Start of TASK MATERIAL

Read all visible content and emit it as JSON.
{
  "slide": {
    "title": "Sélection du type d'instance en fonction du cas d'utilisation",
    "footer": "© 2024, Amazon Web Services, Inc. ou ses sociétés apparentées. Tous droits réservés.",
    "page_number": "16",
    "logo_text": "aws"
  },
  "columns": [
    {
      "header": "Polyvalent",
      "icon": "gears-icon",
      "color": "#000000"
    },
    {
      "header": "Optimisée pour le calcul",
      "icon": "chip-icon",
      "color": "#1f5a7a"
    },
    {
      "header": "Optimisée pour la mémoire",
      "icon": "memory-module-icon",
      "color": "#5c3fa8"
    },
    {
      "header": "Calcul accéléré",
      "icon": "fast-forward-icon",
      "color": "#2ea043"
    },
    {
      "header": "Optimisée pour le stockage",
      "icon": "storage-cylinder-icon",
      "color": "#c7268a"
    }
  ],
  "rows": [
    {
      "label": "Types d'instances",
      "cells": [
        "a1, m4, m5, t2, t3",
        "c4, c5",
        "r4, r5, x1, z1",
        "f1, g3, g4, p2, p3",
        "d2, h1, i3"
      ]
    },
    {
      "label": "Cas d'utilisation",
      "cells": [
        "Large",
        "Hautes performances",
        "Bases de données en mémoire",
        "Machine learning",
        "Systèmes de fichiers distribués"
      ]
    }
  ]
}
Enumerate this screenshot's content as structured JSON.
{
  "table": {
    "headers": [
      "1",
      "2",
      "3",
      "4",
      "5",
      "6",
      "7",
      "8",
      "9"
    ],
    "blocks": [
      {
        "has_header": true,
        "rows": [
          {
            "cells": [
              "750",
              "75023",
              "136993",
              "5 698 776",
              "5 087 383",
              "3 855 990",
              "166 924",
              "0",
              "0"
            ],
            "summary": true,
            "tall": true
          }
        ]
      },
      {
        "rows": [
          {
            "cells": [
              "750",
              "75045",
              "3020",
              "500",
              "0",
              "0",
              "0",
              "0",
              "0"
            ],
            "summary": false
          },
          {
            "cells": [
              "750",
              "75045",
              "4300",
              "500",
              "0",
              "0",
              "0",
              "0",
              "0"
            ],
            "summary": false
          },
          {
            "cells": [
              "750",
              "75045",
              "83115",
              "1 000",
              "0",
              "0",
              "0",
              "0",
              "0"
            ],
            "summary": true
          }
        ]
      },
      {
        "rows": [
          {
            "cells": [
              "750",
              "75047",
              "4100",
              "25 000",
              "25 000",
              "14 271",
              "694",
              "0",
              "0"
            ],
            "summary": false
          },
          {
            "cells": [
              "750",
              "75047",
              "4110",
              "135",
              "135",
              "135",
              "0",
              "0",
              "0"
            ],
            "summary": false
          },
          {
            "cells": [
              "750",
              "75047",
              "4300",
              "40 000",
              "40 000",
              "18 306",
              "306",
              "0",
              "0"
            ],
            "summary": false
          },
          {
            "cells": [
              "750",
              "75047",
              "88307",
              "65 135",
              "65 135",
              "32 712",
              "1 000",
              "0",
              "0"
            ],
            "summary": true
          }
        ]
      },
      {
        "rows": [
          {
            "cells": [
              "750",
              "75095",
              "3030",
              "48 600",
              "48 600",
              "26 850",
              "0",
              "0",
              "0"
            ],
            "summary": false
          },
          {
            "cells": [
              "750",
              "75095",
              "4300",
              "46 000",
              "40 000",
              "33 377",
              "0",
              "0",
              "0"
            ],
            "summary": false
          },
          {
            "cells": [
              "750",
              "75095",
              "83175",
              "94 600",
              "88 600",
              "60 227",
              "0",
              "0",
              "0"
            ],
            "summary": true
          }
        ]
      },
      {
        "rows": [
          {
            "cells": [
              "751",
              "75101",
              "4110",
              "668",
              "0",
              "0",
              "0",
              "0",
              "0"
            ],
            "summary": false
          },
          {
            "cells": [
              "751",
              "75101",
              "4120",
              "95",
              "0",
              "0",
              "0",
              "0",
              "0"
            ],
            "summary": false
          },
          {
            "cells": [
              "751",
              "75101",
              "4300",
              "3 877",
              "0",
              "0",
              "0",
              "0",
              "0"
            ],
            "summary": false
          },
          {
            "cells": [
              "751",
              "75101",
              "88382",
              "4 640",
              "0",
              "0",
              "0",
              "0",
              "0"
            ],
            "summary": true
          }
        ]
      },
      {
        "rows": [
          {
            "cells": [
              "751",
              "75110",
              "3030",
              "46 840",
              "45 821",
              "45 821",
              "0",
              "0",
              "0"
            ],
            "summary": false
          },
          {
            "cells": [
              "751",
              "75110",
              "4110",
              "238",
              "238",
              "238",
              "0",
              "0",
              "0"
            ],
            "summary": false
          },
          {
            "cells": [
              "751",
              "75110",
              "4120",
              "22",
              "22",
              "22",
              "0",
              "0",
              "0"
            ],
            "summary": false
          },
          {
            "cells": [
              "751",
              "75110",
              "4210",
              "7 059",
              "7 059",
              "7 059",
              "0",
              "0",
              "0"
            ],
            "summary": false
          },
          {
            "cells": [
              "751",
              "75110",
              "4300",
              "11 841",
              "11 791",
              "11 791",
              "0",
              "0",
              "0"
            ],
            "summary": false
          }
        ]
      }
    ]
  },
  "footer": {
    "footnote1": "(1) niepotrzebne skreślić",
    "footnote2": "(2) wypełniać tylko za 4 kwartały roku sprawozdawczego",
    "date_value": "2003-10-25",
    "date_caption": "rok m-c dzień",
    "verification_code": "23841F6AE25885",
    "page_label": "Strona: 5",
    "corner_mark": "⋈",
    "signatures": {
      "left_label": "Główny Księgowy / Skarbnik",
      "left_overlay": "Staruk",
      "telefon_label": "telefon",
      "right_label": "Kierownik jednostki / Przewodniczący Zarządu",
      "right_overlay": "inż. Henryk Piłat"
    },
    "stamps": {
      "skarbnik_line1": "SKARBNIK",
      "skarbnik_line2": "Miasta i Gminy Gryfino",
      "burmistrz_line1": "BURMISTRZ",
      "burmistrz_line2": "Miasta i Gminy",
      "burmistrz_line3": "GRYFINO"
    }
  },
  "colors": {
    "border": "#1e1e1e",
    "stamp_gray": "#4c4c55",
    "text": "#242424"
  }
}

End of TASK MATERIAL

Write out every entry word for word.

TASK RESULT:
Read all visible content and emit it as JSON.
{
  "slide": {
    "title": "Sélection du type d'instance en fonction du cas d'utilisation",
    "footer": "© 2024, Amazon Web Services, Inc. ou ses sociétés apparentées. Tous droits réservés.",
    "page_number": "16",
    "logo_text": "aws"
  },
  "columns": [
    {
      "header": "Polyvalent",
      "icon": "gears-icon",
      "color": "#000000"
    },
    {
      "header": "Optimisée pour le calcul",
      "icon": "chip-icon",
      "color": "#1f5a7a"
    },
    {
      "header": "Optimisée pour la mémoire",
      "icon": "memory-module-icon",
      "color": "#5c3fa8"
    },
    {
      "header": "Calcul accéléré",
      "icon": "fast-forward-icon",
      "color": "#2ea043"
    },
    {
      "header": "Optimisée pour le stockage",
      "icon": "storage-cylinder-icon",
      "color": "#c7268a"
    }
  ],
  "rows": [
    {
      "label": "Types d'instances",
      "cells": [
        "a1, m4, m5, t2, t3",
        "c4, c5",
        "r4, r5, x1, z1",
        "f1, g3, g4, p2, p3",
        "d2, h1, i3"
      ]
    },
    {
      "label": "Cas d'utilisation",
      "cells": [
        "Large",
        "Hautes performances",
        "Bases de données en mémoire",
        "Machine learning",
        "Systèmes de fichiers distribués"
      ]
    }
  ]
}
Enumerate this screenshot's content as structured JSON.
{
  "table": {
    "headers": [
      "1",
      "2",
      "3",
      "4",
      "5",
      "6",
      "7",
      "8",
      "9"
    ],
    "blocks": [
      {
        "has_header": true,
        "rows": [
          {
            "cells": [
              "750",
              "75023",
              "136993",
              "5 698 776",
              "5 087 383",
              "3 855 990",
              "166 924",
              "0",
              "0"
            ],
            "summary": true,
            "tall": true
          }
        ]
      },
      {
        "rows": [
          {
            "cells": [
              "750",
              "75045",
              "3020",
              "500",
              "0",
              "0",
              "0",
              "0",
              "0"
            ],
            "summary": false
          },
          {
            "cells": [
              "750",
              "75045",
              "4300",
              "500",
              "0",
              "0",
              "0",
              "0",
              "0"
            ],
            "summary": false
          },
          {
            "cells": [
              "750",
              "75045",
              "83115",
              "1 000",
              "0",
              "0",
              "0",
              "0",
              "0"
            ],
            "summary": true
          }
        ]
      },
      {
        "rows": [
          {
            "cells": [
              "750",
              "75047",
              "4100",
              "25 000",
              "25 000",
              "14 271",
              "694",
              "0",
              "0"
            ],
            "summary": false
          },
          {
            "cells": [
              "750",
              "75047",
              "4110",
              "135",
              "135",
              "135",
              "0",
              "0",
              "0"
            ],
            "summary": false
          },
          {
            "cells": [
              "750",
              "75047",
              "4300",
              "40 000",
              "40 000",
              "18 306",
              "306",
              "0",
              "0"
            ],
            "summary": false
          },
          {
            "cells": [
              "750",
              "75047",
              "88307",
              "65 135",
              "65 135",
              "32 712",
              "1 000",
              "0",
              "0"
            ],
            "summary": true
          }
        ]
      },
      {
        "rows": [
          {
            "cells": [
              "750",
              "75095",
              "3030",
              "48 600",
              "48 600",
              "26 850",
              "0",
              "0",
              "0"
            ],
            "summary": false
          },
          {
            "cells": [
              "750",
              "75095",
              "4300",
              "46 000",
              "40 000",
              "33 377",
              "0",
              "0",
              "0"
            ],
            "summary": false
          },
          {
            "cells": [
              "750",
              "75095",
              "83175",
              "94 600",
              "88 600",
              "60 227",
              "0",
              "0",
              "0"
            ],
            "summary": true
          }
        ]
      },
      {
        "rows": [
          {
            "cells": [
              "751",
              "75101",
              "4110",
              "668",
              "0",
              "0",
              "0",
              "0",
              "0"
            ],
            "summary": false
          },
          {
            "cells": [
              "751",
              "75101",
              "4120",
              "95",
              "0",
              "0",
              "0",
              "0",
              "0"
            ],
            "summary": false
          },
          {
            "cells": [
              "751",
              "75101",
              "4300",
              "3 877",
              "0",
              "0",
              "0",
              "0",
              "0"
            ],
            "summary": false
          },
          {
            "cells": [
              "751",
              "75101",
              "88382",
              "4 640",
              "0",
              "0",
              "0",
              "0",
              "0"
            ],
            "summary": true
          }
        ]
      },
      {
        "rows": [
          {
            "cells": [
              "751",
              "75110",
              "3030",
              "46 840",
              "45 821",
              "45 821",
              "0",
              "0",
              "0"
            ],
            "summary": false
          },
          {
            "cells": [
              "751",
              "75110",
              "4110",
              "238",
              "238",
              "238",
              "0",
              "0",
              "0"
            ],
            "summary": false
          },
          {
            "cells": [
              "751",
              "75110",
              "4120",
              "22",
              "22",
              "22",
              "0",
              "0",
              "0"
            ],
            "summary": false
          },
          {
            "cells": [
              "751",
              "75110",
              "4210",
              "7 059",
              "7 059",
              "7 059",
              "0",
              "0",
              "0"
            ],
            "summary": false
          },
          {
            "cells": [
              "751",
              "75110",
              "4300",
              "11 841",
              "11 791",
              "11 791",
              "0",
              "0",
              "0"
            ],
            "summary": false
          }
        ]
      }
    ]
  },
  "footer": {
    "footnote1": "(1) niepotrzebne skreślić",
    "footnote2": "(2) wypełniać tylko za 4 kwartały roku sprawozdawczego",
    "date_value": "2003-10-25",
    "date_caption": "rok m-c dzień",
    "verification_code": "23841F6AE25885",
    "page_label": "Strona: 5",
    "corner_mark": "⋈",
    "signatures": {
      "left_label": "Główny Księgowy / Skarbnik",
      "left_overlay": "Staruk",
      "telefon_label": "telefon",
      "right_label": "Kierownik jednostki / Przewodniczący Zarządu",
      "right_overlay": "inż. Henryk Piłat"
    },
    "stamps": {
      "skarbnik_line1": "SKARBNIK",
      "skarbnik_line2": "Miasta i Gminy Gryfino",
      "burmistrz_line1": "BURMISTRZ",
      "burmistrz_line2": "Miasta i Gminy",
      "burmistrz_line3": "GRYFINO"
    }
  },
  "colors": {
    "border": "#1e1e1e",
    "stamp_gray": "#4c4c55",
    "text": "#242424"
  }
}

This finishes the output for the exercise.